> [The problem] Only the pictures are to be left out; set down the rest of the records exactly.

> [Task data]
>>>

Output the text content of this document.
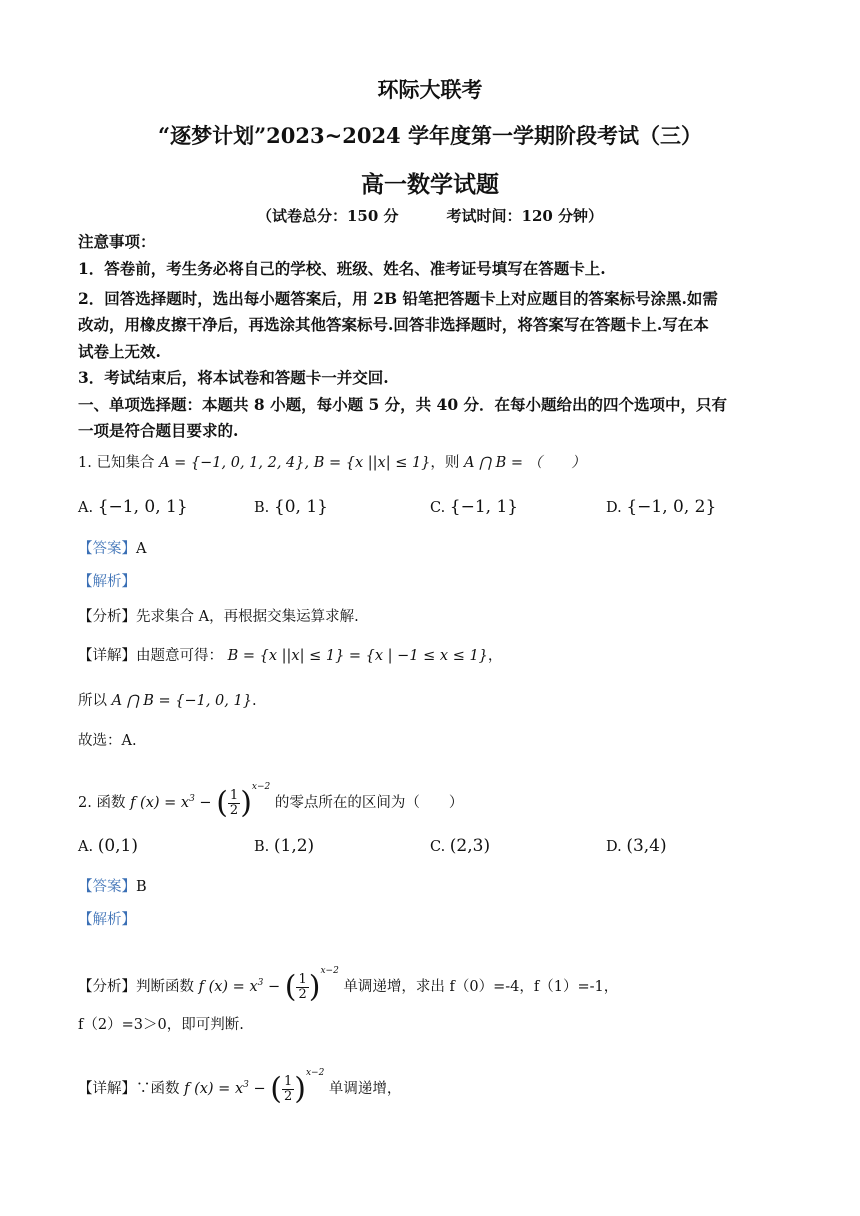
环际大联考
“逐梦计划”2023~2024 学年度第一学期阶段考试（三）
高一数学试题
（试卷总分：150 分	考试时间：120 分钟）
注意事项：
1．答卷前，考生务必将自己的学校、班级、姓名、准考证号填写在答题卡上.
2．回答选择题时，选出每小题答案后，用 2B 铅笔把答题卡上对应题目的答案标号涂黑.如需
改动，用橡皮擦干净后，再选涂其他答案标号.回答非选择题时，将答案写在答题卡上.写在本
试卷上无效.
3．考试结束后，将本试卷和答题卡一并交回.
一、单项选择题：本题共 8 小题，每小题 5 分，共 40 分．在每小题给出的四个选项中，只有
一项是符合题目要求的.
1. 已知集合 A = {−1, 0, 1, 2, 4}, B = {x ||x| ≤ 1}，则 A ⋂ B = （　　）
A. {−1, 0, 1}	B. {0, 1}	C. {−1, 1}	D. {−1, 0, 2}
【答案】A
【解析】
【分析】先求集合 A，再根据交集运算求解.
【详解】由题意可得： B = {x ||x| ≤ 1} = {x | −1 ≤ x ≤ 1}，
所以 A ⋂ B = {−1, 0, 1}.
故选：A.
2. 函数 f $(x) = x^3$ − ( $\frac{1}{2} )^{x-2}$ 的零点所在的区间为（　　）
A. (0,1)	B. (1,2)	C. (2,3)	D. (3,4)
【答案】B
【解析】
【分析】判断函数 f $(x) = x^3$ − ( $\frac{1}{2} )^{x-2}$ 单调递增，求出 f（0）=-4，f（1）=-1，
f（2）=3＞0，即可判断.
【详解】∵函数 f $(x) = x^3$ − ( $\frac{1}{2} )^{x-2}$ 单调递增，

<<<

> [Right answer]
Output the text content of this document.
环际大联考
“逐梦计划”2023~2024 学年度第一学期阶段考试（三）
高一数学试题
（试卷总分：150 分	考试时间：120 分钟）
注意事项：
1．答卷前，考生务必将自己的学校、班级、姓名、准考证号填写在答题卡上.
2．回答选择题时，选出每小题答案后，用 2B 铅笔把答题卡上对应题目的答案标号涂黑.如需
改动，用橡皮擦干净后，再选涂其他答案标号.回答非选择题时，将答案写在答题卡上.写在本
试卷上无效.
3．考试结束后，将本试卷和答题卡一并交回.
一、单项选择题：本题共 8 小题，每小题 5 分，共 40 分．在每小题给出的四个选项中，只有
一项是符合题目要求的.
1. 已知集合 A = {−1, 0, 1, 2, 4}, B = {x ||x| ≤ 1}，则 A ⋂ B = （　　）
A. {−1, 0, 1}	B. {0, 1}	C. {−1, 1}	D. {−1, 0, 2}
【答案】A
【解析】
【分析】先求集合 A，再根据交集运算求解.
【详解】由题意可得： B = {x ||x| ≤ 1} = {x | −1 ≤ x ≤ 1}，
所以 A ⋂ B = {−1, 0, 1}.
故选：A.
2. 函数 f $(x) = x^3$ − ( $\frac{1}{2} )^{x-2}$ 的零点所在的区间为（　　）
A. (0,1)	B. (1,2)	C. (2,3)	D. (3,4)
【答案】B
【解析】
【分析】判断函数 f $(x) = x^3$ − ( $\frac{1}{2} )^{x-2}$ 单调递增，求出 f（0）=-4，f（1）=-1，
f（2）=3＞0，即可判断.
【详解】∵函数 f $(x) = x^3$ − ( $\frac{1}{2} )^{x-2}$ 单调递增，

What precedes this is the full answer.